◆ Stored records
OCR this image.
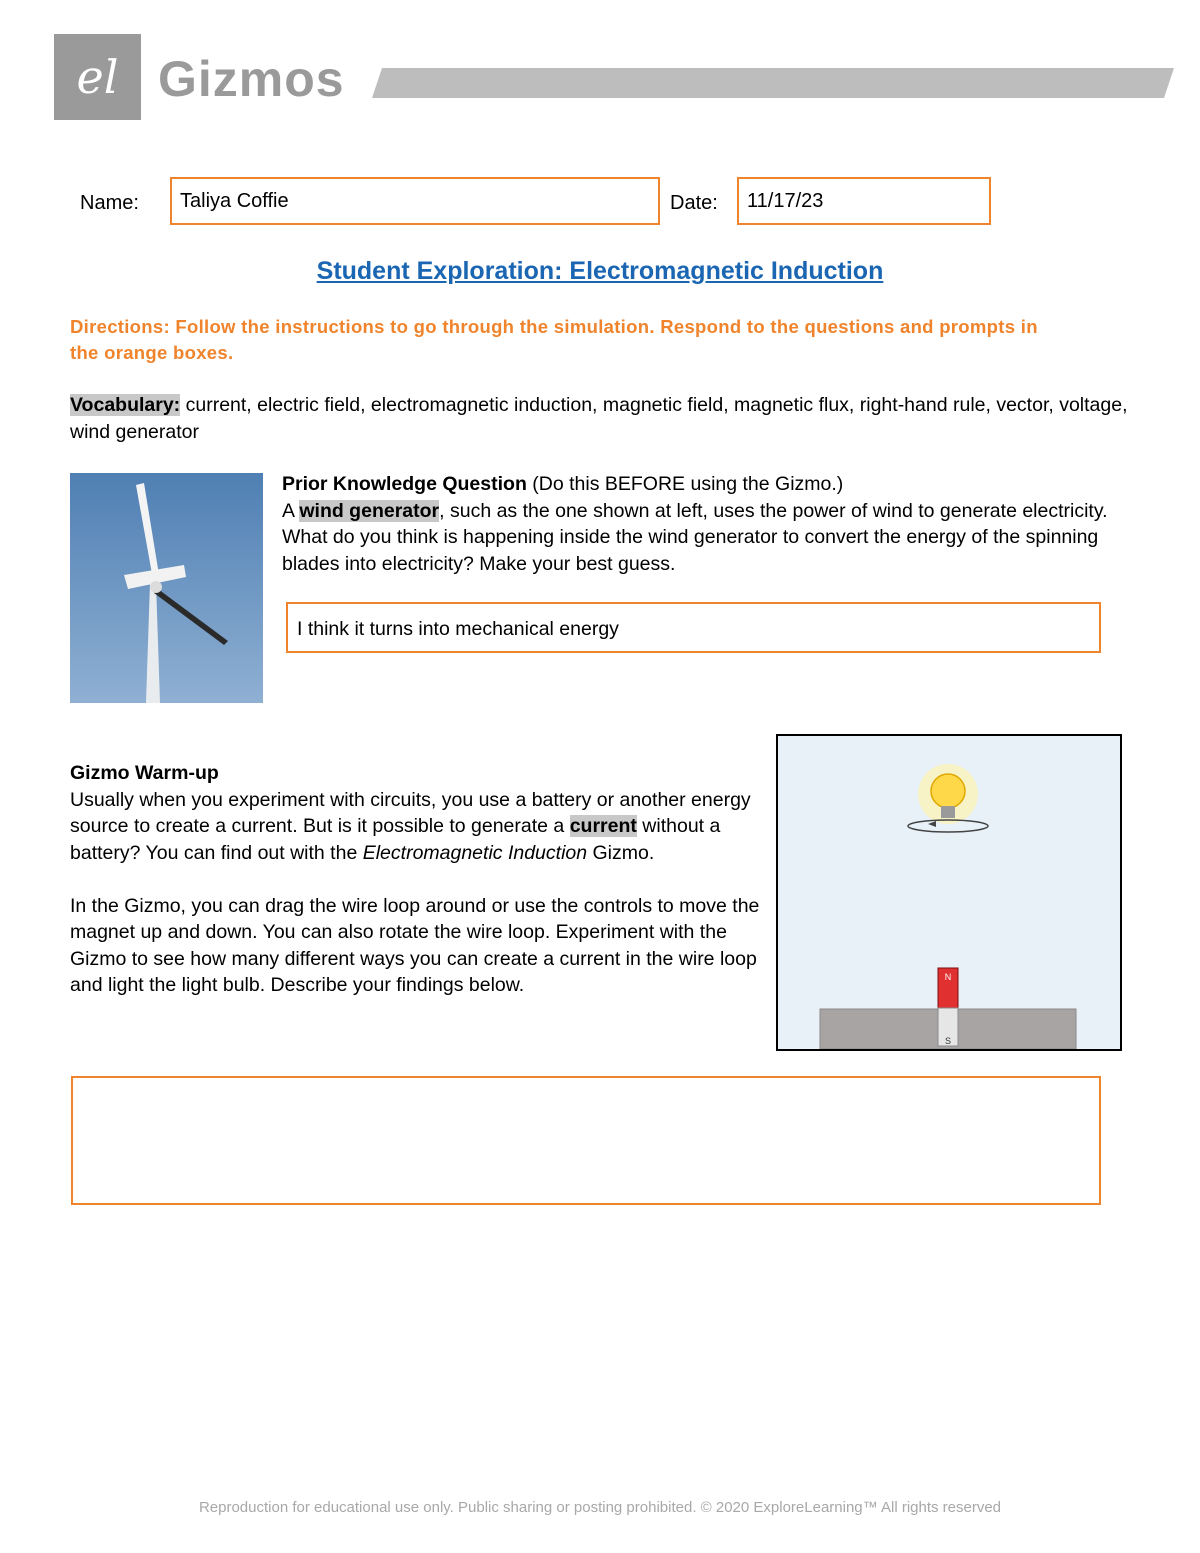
el Gizmos
Name:	Taliya Coffie	Date:	11/17/23
Student Exploration: Electromagnetic Induction
Directions: Follow the instructions to go through the simulation. Respond to the questions and prompts in the orange boxes.
Vocabulary: current, electric field, electromagnetic induction, magnetic field, magnetic flux, right-hand rule, vector, voltage, wind generator
Prior Knowledge Question (Do this BEFORE using the Gizmo.)
A wind generator, such as the one shown at left, uses the power of wind to generate electricity. What do you think is happening inside the wind generator to convert the energy of the spinning blades into electricity? Make your best guess.
I think it turns into mechanical energy
Gizmo Warm-up
Usually when you experiment with circuits, you use a battery or another energy source to create a current. But is it possible to generate a current without a battery? You can find out with the Electromagnetic Induction Gizmo.
In the Gizmo, you can drag the wire loop around or use the controls to move the magnet up and down. You can also rotate the wire loop. Experiment with the Gizmo to see how many different ways you can create a current in the wire loop and light the light bulb. Describe your findings below.	N
S
Reproduction for educational use only. Public sharing or posting prohibited. © 2020 ExploreLearning™ All rights reserved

◆ Your goal
Look through the data and gather every line with the string "into" in it.

◆ Solution for this exercise
A wind generator, such as the one shown at left, uses the power of wind to generate electricity. What do you think is happening inside the wind generator to convert the energy of the spinning blades into electricity? Make your best guess.
I think it turns into mechanical energy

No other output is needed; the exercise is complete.